- Exercise goal: Reproduce the whole listing, character for character.

** start **

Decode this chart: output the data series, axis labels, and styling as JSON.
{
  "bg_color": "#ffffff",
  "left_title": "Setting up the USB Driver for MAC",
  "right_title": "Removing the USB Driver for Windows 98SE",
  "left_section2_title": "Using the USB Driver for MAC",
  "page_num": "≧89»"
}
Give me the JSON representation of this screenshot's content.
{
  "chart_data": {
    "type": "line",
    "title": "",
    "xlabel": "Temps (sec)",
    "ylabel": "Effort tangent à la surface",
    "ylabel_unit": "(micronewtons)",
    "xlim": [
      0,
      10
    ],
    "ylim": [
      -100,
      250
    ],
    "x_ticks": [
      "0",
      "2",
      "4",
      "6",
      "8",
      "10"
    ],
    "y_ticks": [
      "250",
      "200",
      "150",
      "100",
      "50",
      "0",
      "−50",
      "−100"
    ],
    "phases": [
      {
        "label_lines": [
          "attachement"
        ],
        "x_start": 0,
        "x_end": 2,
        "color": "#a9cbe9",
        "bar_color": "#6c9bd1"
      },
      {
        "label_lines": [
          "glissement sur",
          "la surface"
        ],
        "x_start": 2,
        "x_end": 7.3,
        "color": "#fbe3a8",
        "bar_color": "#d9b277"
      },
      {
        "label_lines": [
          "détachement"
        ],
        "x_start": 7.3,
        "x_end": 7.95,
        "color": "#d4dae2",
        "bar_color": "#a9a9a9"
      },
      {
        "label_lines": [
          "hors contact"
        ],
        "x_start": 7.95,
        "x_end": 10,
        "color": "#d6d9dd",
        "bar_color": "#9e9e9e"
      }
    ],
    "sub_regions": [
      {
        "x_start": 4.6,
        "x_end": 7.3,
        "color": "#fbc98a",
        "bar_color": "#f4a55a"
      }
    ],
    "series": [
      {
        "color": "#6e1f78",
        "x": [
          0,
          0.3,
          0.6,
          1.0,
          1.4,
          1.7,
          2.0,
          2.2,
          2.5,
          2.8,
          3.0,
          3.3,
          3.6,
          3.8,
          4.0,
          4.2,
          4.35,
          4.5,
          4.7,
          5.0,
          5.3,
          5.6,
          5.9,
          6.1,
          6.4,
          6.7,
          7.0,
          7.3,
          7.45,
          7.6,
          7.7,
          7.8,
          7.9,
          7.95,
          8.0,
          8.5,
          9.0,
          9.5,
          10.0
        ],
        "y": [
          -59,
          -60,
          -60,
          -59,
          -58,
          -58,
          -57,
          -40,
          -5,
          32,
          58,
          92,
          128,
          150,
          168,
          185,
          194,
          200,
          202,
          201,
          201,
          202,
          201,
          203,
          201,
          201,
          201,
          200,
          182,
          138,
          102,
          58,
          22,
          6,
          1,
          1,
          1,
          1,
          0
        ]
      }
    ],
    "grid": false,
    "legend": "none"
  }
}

** end **

- Completed task:
Decode this chart: output the data series, axis labels, and styling as JSON.
{
  "bg_color": "#ffffff",
  "left_title": "Setting up the USB Driver for MAC",
  "right_title": "Removing the USB Driver for Windows 98SE",
  "left_section2_title": "Using the USB Driver for MAC",
  "page_num": "≧89»"
}
Give me the JSON representation of this screenshot's content.
{
  "chart_data": {
    "type": "line",
    "title": "",
    "xlabel": "Temps (sec)",
    "ylabel": "Effort tangent à la surface",
    "ylabel_unit": "(micronewtons)",
    "xlim": [
      0,
      10
    ],
    "ylim": [
      -100,
      250
    ],
    "x_ticks": [
      "0",
      "2",
      "4",
      "6",
      "8",
      "10"
    ],
    "y_ticks": [
      "250",
      "200",
      "150",
      "100",
      "50",
      "0",
      "−50",
      "−100"
    ],
    "phases": [
      {
        "label_lines": [
          "attachement"
        ],
        "x_start": 0,
        "x_end": 2,
        "color": "#a9cbe9",
        "bar_color": "#6c9bd1"
      },
      {
        "label_lines": [
          "glissement sur",
          "la surface"
        ],
        "x_start": 2,
        "x_end": 7.3,
        "color": "#fbe3a8",
        "bar_color": "#d9b277"
      },
      {
        "label_lines": [
          "détachement"
        ],
        "x_start": 7.3,
        "x_end": 7.95,
        "color": "#d4dae2",
        "bar_color": "#a9a9a9"
      },
      {
        "label_lines": [
          "hors contact"
        ],
        "x_start": 7.95,
        "x_end": 10,
        "color": "#d6d9dd",
        "bar_color": "#9e9e9e"
      }
    ],
    "sub_regions": [
      {
        "x_start": 4.6,
        "x_end": 7.3,
        "color": "#fbc98a",
        "bar_color": "#f4a55a"
      }
    ],
    "series": [
      {
        "color": "#6e1f78",
        "x": [
          0,
          0.3,
          0.6,
          1.0,
          1.4,
          1.7,
          2.0,
          2.2,
          2.5,
          2.8,
          3.0,
          3.3,
          3.6,
          3.8,
          4.0,
          4.2,
          4.35,
          4.5,
          4.7,
          5.0,
          5.3,
          5.6,
          5.9,
          6.1,
          6.4,
          6.7,
          7.0,
          7.3,
          7.45,
          7.6,
          7.7,
          7.8,
          7.9,
          7.95,
          8.0,
          8.5,
          9.0,
          9.5,
          10.0
        ],
        "y": [
          -59,
          -60,
          -60,
          -59,
          -58,
          -58,
          -57,
          -40,
          -5,
          32,
          58,
          92,
          128,
          150,
          168,
          185,
          194,
          200,
          202,
          201,
          201,
          202,
          201,
          203,
          201,
          201,
          201,
          200,
          182,
          138,
          102,
          58,
          22,
          6,
          1,
          1,
          1,
          1,
          0
        ]
      }
    ],
    "grid": false,
    "legend": "none"
  }
}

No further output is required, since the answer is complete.